- **Directions for this task**
Output every record below exactly as it appears.

┌──

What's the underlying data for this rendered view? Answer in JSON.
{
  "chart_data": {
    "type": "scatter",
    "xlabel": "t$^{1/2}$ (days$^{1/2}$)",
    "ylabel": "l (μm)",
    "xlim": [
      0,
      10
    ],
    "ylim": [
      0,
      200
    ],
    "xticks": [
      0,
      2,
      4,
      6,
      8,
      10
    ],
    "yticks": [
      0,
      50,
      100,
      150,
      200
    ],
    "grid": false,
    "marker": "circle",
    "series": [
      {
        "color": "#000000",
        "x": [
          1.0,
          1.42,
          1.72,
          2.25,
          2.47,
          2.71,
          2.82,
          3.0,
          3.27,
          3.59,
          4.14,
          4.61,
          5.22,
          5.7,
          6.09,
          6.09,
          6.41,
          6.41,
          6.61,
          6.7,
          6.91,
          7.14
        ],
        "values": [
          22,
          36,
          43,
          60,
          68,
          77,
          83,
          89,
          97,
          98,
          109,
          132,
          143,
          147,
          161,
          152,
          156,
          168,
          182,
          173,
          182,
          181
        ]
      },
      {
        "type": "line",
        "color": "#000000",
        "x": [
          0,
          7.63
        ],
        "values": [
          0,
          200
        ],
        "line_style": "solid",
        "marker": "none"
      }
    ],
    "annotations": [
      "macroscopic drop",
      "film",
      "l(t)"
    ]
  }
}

└──

- **Solution to this task**
What's the underlying data for this rendered view? Answer in JSON.
{
  "chart_data": {
    "type": "scatter",
    "xlabel": "t$^{1/2}$ (days$^{1/2}$)",
    "ylabel": "l (μm)",
    "xlim": [
      0,
      10
    ],
    "ylim": [
      0,
      200
    ],
    "xticks": [
      0,
      2,
      4,
      6,
      8,
      10
    ],
    "yticks": [
      0,
      50,
      100,
      150,
      200
    ],
    "grid": false,
    "marker": "circle",
    "series": [
      {
        "color": "#000000",
        "x": [
          1.0,
          1.42,
          1.72,
          2.25,
          2.47,
          2.71,
          2.82,
          3.0,
          3.27,
          3.59,
          4.14,
          4.61,
          5.22,
          5.7,
          6.09,
          6.09,
          6.41,
          6.41,
          6.61,
          6.7,
          6.91,
          7.14
        ],
        "values": [
          22,
          36,
          43,
          60,
          68,
          77,
          83,
          89,
          97,
          98,
          109,
          132,
          143,
          147,
          161,
          152,
          156,
          168,
          182,
          173,
          182,
          181
        ]
      },
      {
        "type": "line",
        "color": "#000000",
        "x": [
          0,
          7.63
        ],
        "values": [
          0,
          200
        ],
        "line_style": "solid",
        "marker": "none"
      }
    ],
    "annotations": [
      "macroscopic drop",
      "film",
      "l(t)"
    ]
  }
}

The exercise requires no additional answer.